◆ **Set problem**
Please quote all of the records below word for word, but leave out the pictures.
· · · · ·
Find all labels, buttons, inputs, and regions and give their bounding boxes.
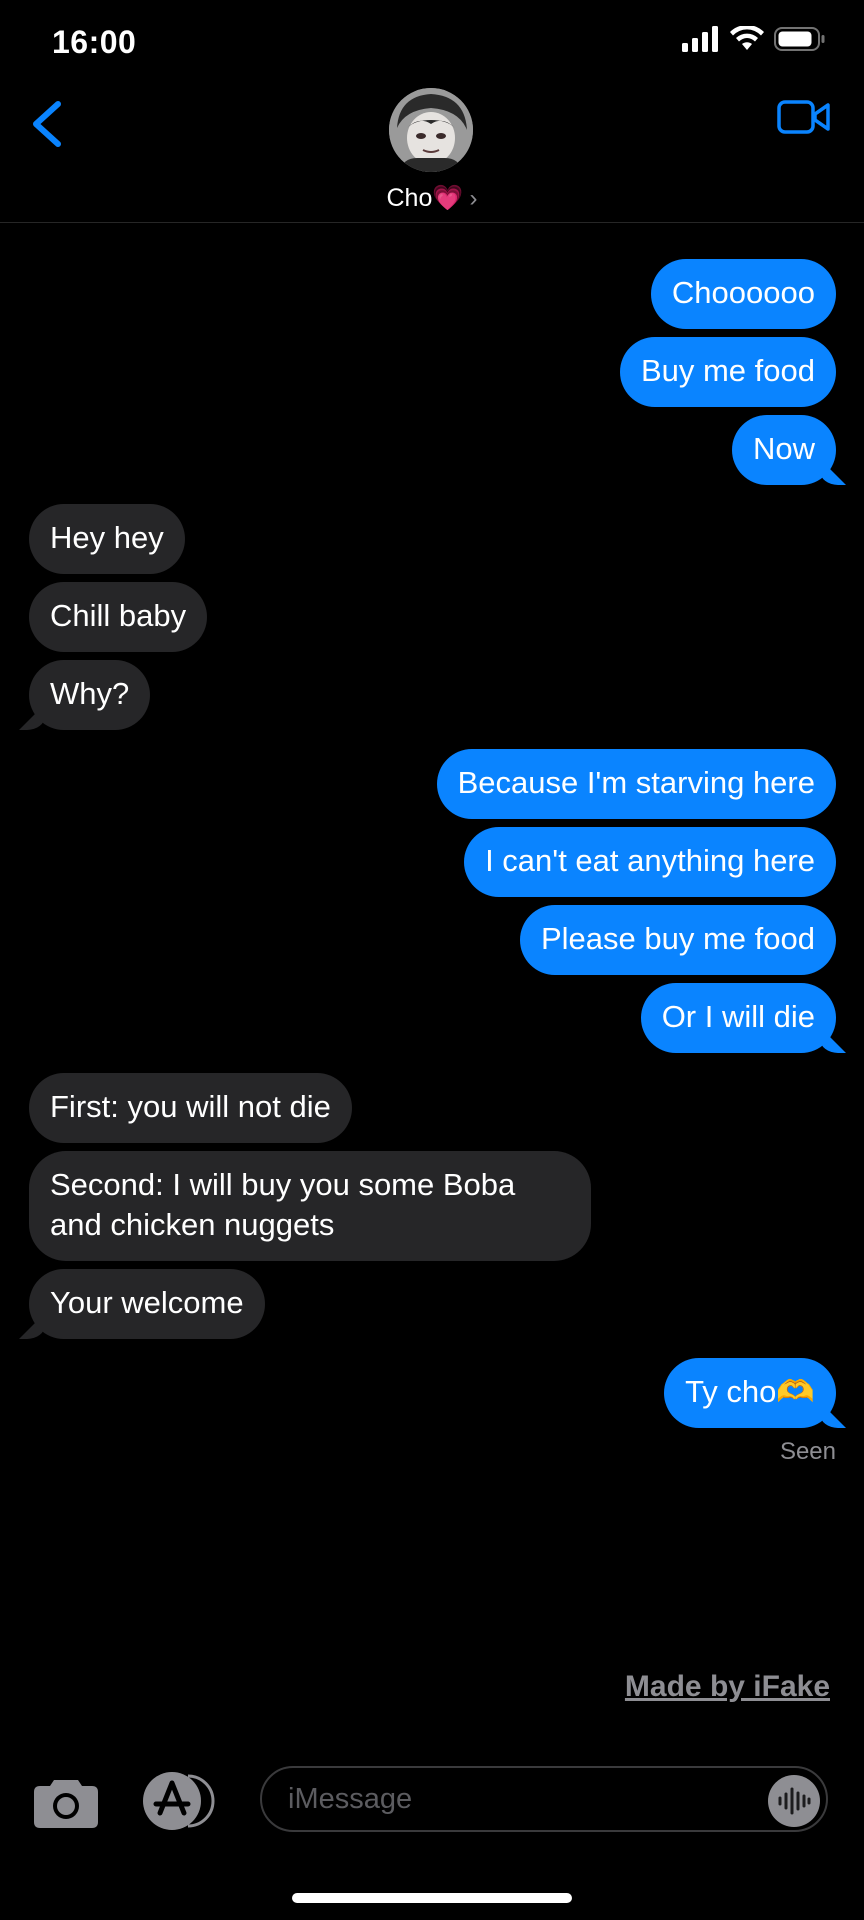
contact-name: Cho💗 bbox=[386, 184, 464, 212]
message-bubble[interactable]: Buy me food bbox=[619, 337, 836, 407]
message-text: Second: I will buy you some Boba and chi… bbox=[50, 1167, 516, 1242]
message-sent[interactable]: Because I'm starving here bbox=[436, 749, 836, 819]
message-sent[interactable]: Ty cho🫶 bbox=[664, 1358, 836, 1428]
message-bubble[interactable]: Now bbox=[731, 415, 836, 485]
audio-waveform-icon bbox=[778, 1787, 811, 1815]
message-bubble[interactable]: Ty cho🫶 bbox=[664, 1358, 836, 1428]
message-text: Buy me food bbox=[640, 353, 815, 388]
avatar-image bbox=[389, 88, 473, 172]
message-sent[interactable]: I can't eat anything here bbox=[464, 827, 836, 897]
video-camera-icon bbox=[777, 100, 830, 134]
message-text: Choooooo bbox=[671, 275, 815, 310]
contact-name-button[interactable]: Cho💗 › bbox=[0, 184, 864, 213]
voice-message-button[interactable] bbox=[768, 1775, 820, 1827]
message-sent[interactable]: Choooooo bbox=[650, 259, 836, 329]
message-text: Now bbox=[752, 431, 815, 466]
read-receipt: Seen bbox=[779, 1438, 836, 1465]
message-text: Hey hey bbox=[50, 520, 164, 555]
cellular-signal-icon bbox=[682, 26, 718, 52]
chevron-left-icon bbox=[33, 101, 61, 147]
app-store-button[interactable] bbox=[140, 1770, 218, 1832]
message-bubble[interactable]: First: you will not die bbox=[29, 1073, 352, 1143]
message-received[interactable]: Your welcome bbox=[29, 1269, 265, 1339]
wifi-icon bbox=[730, 26, 764, 50]
chevron-right-icon: › bbox=[469, 185, 478, 212]
message-text: Or I will die bbox=[661, 999, 815, 1034]
message-bubble[interactable]: Why? bbox=[29, 660, 151, 730]
message-bubble[interactable]: Please buy me food bbox=[519, 905, 836, 975]
message-composer bbox=[0, 1752, 864, 1920]
message-received[interactable]: Second: I will buy you some Boba and chi… bbox=[29, 1151, 591, 1261]
watermark-link[interactable]: Made by iFake bbox=[625, 1670, 830, 1704]
message-received[interactable]: Hey hey bbox=[29, 504, 185, 574]
home-indicator[interactable] bbox=[292, 1893, 572, 1903]
message-bubble[interactable]: I can't eat anything here bbox=[464, 827, 836, 897]
message-text: Ty cho🫶 bbox=[685, 1374, 815, 1409]
message-bubble[interactable]: Your welcome bbox=[29, 1269, 265, 1339]
message-bubble[interactable]: Or I will die bbox=[640, 983, 836, 1053]
message-text: I can't eat anything here bbox=[485, 843, 815, 878]
status-time: 16:00 bbox=[52, 24, 137, 60]
message-text: Why? bbox=[50, 676, 130, 711]
message-text: Because I'm starving here bbox=[457, 765, 815, 800]
camera-button[interactable] bbox=[32, 1772, 100, 1832]
imessage-input[interactable] bbox=[260, 1766, 828, 1832]
message-text: First: you will not die bbox=[50, 1089, 331, 1124]
back-button[interactable] bbox=[28, 96, 68, 152]
message-text: Please buy me food bbox=[540, 921, 815, 956]
status-bar: 16:00 bbox=[0, 0, 864, 84]
message-received[interactable]: First: you will not die bbox=[29, 1073, 352, 1143]
message-text: Your welcome bbox=[50, 1285, 244, 1320]
battery-icon bbox=[774, 27, 825, 51]
message-bubble[interactable]: Second: I will buy you some Boba and chi… bbox=[29, 1151, 591, 1261]
contact-avatar[interactable] bbox=[389, 88, 473, 172]
camera-icon bbox=[34, 1780, 98, 1828]
app-store-icon bbox=[143, 1772, 215, 1830]
message-sent[interactable]: Or I will die bbox=[640, 983, 836, 1053]
message-sent[interactable]: Please buy me food bbox=[519, 905, 836, 975]
message-bubble[interactable]: Choooooo bbox=[650, 259, 836, 329]
conversation-header: Cho💗 › bbox=[0, 84, 864, 223]
facetime-video-button[interactable] bbox=[776, 94, 832, 140]
message-received[interactable]: Why? bbox=[29, 660, 151, 730]
status-icons bbox=[682, 26, 826, 52]
message-text: Chill baby bbox=[50, 598, 187, 633]
message-sent[interactable]: Buy me food bbox=[619, 337, 836, 407]
message-sent[interactable]: Now bbox=[731, 415, 836, 485]
message-bubble[interactable]: Chill baby bbox=[29, 582, 208, 652]
message-received[interactable]: Chill baby bbox=[29, 582, 208, 652]
message-bubble[interactable]: Hey hey bbox=[29, 504, 185, 574]
message-bubble[interactable]: Because I'm starving here bbox=[436, 749, 836, 819]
· · · · ·
◆ **Complete output**
Find all labels, buttons, inputs, and regions and give their bounding boxes.
contact-name: Cho💗 bbox=[386, 184, 464, 212]
message-bubble[interactable]: Buy me food bbox=[619, 337, 836, 407]
message-text: Second: I will buy you some Boba and chi… bbox=[50, 1167, 516, 1242]
message-sent[interactable]: Because I'm starving here bbox=[436, 749, 836, 819]
message-sent[interactable]: Ty cho🫶 bbox=[664, 1358, 836, 1428]
message-bubble[interactable]: Now bbox=[731, 415, 836, 485]
audio-waveform-icon bbox=[778, 1787, 811, 1815]
message-bubble[interactable]: Ty cho🫶 bbox=[664, 1358, 836, 1428]
message-text: Buy me food bbox=[640, 353, 815, 388]
avatar-image bbox=[389, 88, 473, 172]
message-sent[interactable]: I can't eat anything here bbox=[464, 827, 836, 897]
video-camera-icon bbox=[777, 100, 830, 134]
message-text: Choooooo bbox=[671, 275, 815, 310]
contact-name-button[interactable]: Cho💗 › bbox=[0, 184, 864, 213]
voice-message-button[interactable] bbox=[768, 1775, 820, 1827]
message-sent[interactable]: Choooooo bbox=[650, 259, 836, 329]
message-text: Now bbox=[752, 431, 815, 466]
read-receipt: Seen bbox=[779, 1438, 836, 1465]
message-text: Hey hey bbox=[50, 520, 164, 555]
cellular-signal-icon bbox=[682, 26, 718, 52]
chevron-left-icon bbox=[33, 101, 61, 147]
app-store-button[interactable] bbox=[140, 1770, 218, 1832]
message-bubble[interactable]: First: you will not die bbox=[29, 1073, 352, 1143]
message-received[interactable]: Your welcome bbox=[29, 1269, 265, 1339]
wifi-icon bbox=[730, 26, 764, 50]
chevron-right-icon: › bbox=[469, 185, 478, 212]
message-text: Or I will die bbox=[661, 999, 815, 1034]
message-bubble[interactable]: Why? bbox=[29, 660, 151, 730]
message-bubble[interactable]: Please buy me food bbox=[519, 905, 836, 975]
message-composer bbox=[0, 1752, 864, 1920]
message-received[interactable]: Second: I will buy you some Boba and chi… bbox=[29, 1151, 591, 1261]
watermark-link[interactable]: Made by iFake bbox=[625, 1670, 830, 1704]
message-received[interactable]: Hey hey bbox=[29, 504, 185, 574]
home-indicator[interactable] bbox=[292, 1893, 572, 1903]
message-bubble[interactable]: I can't eat anything here bbox=[464, 827, 836, 897]
message-text: Ty cho🫶 bbox=[685, 1374, 815, 1409]
message-bubble[interactable]: Your welcome bbox=[29, 1269, 265, 1339]
message-bubble[interactable]: Or I will die bbox=[640, 983, 836, 1053]
message-text: I can't eat anything here bbox=[485, 843, 815, 878]
status-time: 16:00 bbox=[52, 24, 137, 60]
message-text: Why? bbox=[50, 676, 130, 711]
message-text: Because I'm starving here bbox=[457, 765, 815, 800]
camera-button[interactable] bbox=[32, 1772, 100, 1832]
imessage-input[interactable] bbox=[260, 1766, 828, 1832]
message-text: First: you will not die bbox=[50, 1089, 331, 1124]
back-button[interactable] bbox=[28, 96, 68, 152]
message-text: Please buy me food bbox=[540, 921, 815, 956]
status-bar: 16:00 bbox=[0, 0, 864, 84]
message-received[interactable]: First: you will not die bbox=[29, 1073, 352, 1143]
message-text: Your welcome bbox=[50, 1285, 244, 1320]
battery-icon bbox=[774, 27, 825, 51]
message-bubble[interactable]: Second: I will buy you some Boba and chi… bbox=[29, 1151, 591, 1261]
contact-avatar[interactable] bbox=[389, 88, 473, 172]
camera-icon bbox=[34, 1780, 98, 1828]
app-store-icon bbox=[143, 1772, 215, 1830]
message-sent[interactable]: Or I will die bbox=[640, 983, 836, 1053]
message-sent[interactable]: Please buy me food bbox=[519, 905, 836, 975]
message-bubble[interactable]: Choooooo bbox=[650, 259, 836, 329]
conversation-header: Cho💗 › bbox=[0, 84, 864, 223]
facetime-video-button[interactable] bbox=[776, 94, 832, 140]
message-received[interactable]: Why? bbox=[29, 660, 151, 730]
status-icons bbox=[682, 26, 826, 52]
message-text: Chill baby bbox=[50, 598, 187, 633]
message-sent[interactable]: Buy me food bbox=[619, 337, 836, 407]
message-sent[interactable]: Now bbox=[731, 415, 836, 485]
message-bubble[interactable]: Chill baby bbox=[29, 582, 208, 652]
message-received[interactable]: Chill baby bbox=[29, 582, 208, 652]
message-bubble[interactable]: Hey hey bbox=[29, 504, 185, 574]
message-bubble[interactable]: Because I'm starving here bbox=[436, 749, 836, 819]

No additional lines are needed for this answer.